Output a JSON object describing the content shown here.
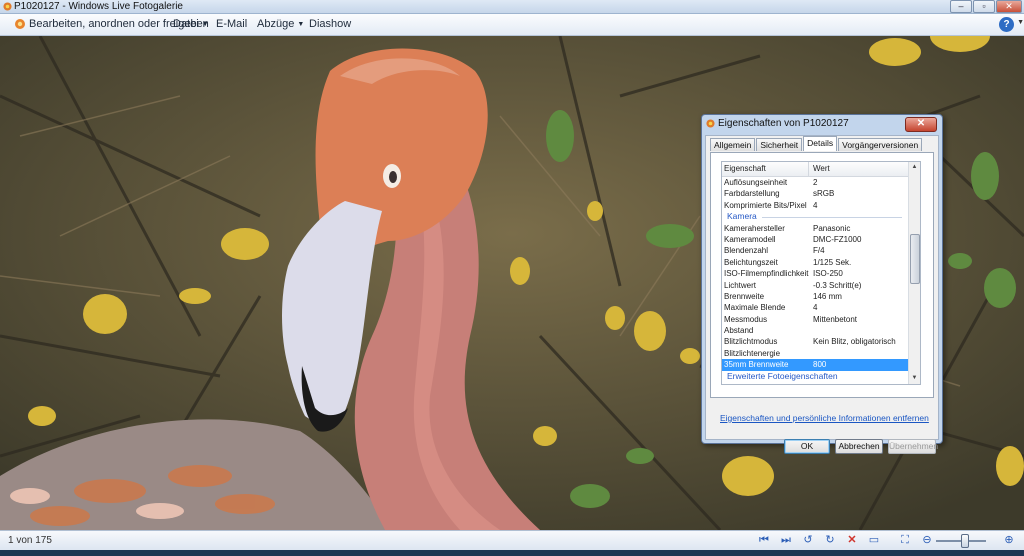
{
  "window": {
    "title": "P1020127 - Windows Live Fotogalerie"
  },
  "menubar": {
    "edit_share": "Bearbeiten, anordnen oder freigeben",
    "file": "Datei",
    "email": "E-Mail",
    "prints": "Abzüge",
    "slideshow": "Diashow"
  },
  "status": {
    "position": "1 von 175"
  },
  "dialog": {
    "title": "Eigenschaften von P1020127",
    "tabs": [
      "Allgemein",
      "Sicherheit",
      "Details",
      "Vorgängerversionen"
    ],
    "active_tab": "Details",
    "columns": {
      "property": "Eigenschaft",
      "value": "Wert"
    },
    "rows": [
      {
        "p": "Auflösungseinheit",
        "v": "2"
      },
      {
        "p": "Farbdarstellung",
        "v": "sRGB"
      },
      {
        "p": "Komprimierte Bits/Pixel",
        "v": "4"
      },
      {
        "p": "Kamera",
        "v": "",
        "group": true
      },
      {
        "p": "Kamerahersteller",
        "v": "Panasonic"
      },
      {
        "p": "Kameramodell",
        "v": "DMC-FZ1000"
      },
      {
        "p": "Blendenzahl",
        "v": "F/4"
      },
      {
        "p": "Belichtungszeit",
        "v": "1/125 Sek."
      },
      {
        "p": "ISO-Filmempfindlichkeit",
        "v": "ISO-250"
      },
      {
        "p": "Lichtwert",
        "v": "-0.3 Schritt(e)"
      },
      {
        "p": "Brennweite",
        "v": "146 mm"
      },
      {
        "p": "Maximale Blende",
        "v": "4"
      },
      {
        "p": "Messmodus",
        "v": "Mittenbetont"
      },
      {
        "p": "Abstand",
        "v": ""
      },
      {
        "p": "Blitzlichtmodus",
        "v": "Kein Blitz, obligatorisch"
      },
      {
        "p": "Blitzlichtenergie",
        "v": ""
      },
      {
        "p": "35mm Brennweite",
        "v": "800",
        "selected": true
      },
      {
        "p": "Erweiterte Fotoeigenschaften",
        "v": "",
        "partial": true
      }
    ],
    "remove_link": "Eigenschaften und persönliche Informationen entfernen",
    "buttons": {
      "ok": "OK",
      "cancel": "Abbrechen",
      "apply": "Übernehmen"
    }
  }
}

- [WRITTEN PROBLEM]: Copy out each line in the preceding records that contains "title".

- [FULL ANSWER]:
    "title": "P1020127 - Windows Live Fotogalerie"
    "title": "Eigenschaften von P1020127",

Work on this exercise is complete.